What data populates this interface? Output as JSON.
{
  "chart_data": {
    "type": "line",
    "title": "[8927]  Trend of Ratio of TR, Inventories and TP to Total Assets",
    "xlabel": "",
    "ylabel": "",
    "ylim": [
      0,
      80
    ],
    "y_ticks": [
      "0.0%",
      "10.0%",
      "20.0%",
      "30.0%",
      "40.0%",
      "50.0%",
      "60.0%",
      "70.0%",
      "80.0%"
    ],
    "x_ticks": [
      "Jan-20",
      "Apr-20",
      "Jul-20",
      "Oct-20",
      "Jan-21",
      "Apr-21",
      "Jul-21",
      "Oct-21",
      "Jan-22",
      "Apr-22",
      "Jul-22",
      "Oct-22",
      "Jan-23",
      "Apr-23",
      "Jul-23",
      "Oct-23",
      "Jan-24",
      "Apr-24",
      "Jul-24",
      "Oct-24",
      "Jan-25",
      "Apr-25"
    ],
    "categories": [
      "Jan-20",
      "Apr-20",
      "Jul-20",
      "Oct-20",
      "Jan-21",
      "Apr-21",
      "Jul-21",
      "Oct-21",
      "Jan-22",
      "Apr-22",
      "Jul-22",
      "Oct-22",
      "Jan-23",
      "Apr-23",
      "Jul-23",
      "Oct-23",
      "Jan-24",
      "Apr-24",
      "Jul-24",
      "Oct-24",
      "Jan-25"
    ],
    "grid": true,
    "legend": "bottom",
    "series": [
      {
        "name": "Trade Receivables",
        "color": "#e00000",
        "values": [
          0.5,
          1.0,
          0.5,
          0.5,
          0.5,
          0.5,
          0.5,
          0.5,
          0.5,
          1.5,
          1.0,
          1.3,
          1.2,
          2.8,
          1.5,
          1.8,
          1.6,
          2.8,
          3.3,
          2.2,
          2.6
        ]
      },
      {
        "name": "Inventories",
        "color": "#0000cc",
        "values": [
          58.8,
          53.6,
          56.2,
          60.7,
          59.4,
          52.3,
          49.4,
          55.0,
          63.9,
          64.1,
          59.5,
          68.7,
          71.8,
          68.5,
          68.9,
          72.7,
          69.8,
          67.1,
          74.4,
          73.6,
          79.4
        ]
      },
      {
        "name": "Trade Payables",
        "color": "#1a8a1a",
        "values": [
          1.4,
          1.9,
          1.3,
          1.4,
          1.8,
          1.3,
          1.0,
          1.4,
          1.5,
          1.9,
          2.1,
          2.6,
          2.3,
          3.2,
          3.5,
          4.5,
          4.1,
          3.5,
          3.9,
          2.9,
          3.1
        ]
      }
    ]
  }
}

**Short task**
Of the lines in the listing above, how many hold the string "color"? Reply with the number only.

**Answer for this exercise**
3